Data to use START

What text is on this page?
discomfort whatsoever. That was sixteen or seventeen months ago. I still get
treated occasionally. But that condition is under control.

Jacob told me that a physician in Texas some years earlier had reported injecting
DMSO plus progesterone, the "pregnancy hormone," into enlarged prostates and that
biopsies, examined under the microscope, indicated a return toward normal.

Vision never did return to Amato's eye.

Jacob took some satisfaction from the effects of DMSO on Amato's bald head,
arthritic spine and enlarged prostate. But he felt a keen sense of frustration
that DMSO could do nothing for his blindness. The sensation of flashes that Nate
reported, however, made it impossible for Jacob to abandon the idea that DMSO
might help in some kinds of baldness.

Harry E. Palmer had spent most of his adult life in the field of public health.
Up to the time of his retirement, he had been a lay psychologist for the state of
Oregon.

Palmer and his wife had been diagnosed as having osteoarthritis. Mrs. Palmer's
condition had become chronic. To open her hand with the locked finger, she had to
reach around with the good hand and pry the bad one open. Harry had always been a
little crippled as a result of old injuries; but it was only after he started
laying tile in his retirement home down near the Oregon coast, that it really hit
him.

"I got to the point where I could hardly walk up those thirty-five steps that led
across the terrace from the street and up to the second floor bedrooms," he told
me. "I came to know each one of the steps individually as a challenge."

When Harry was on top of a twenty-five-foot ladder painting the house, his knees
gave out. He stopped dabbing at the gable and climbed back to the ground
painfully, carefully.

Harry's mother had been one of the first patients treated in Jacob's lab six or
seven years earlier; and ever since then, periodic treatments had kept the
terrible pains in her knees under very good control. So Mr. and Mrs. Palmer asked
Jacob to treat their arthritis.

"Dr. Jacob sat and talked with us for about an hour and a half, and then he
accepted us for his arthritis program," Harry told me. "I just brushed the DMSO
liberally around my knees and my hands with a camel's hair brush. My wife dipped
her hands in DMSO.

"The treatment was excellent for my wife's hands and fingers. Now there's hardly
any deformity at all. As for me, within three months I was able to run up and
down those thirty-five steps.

Data to use END

Exercise requirements: Whenever a line of the data above includes the word "months", copy that line.

Output below:
discomfort whatsoever. That was sixteen or seventeen months ago. I still get
any deformity at all. As for me, within three months I was able to run up and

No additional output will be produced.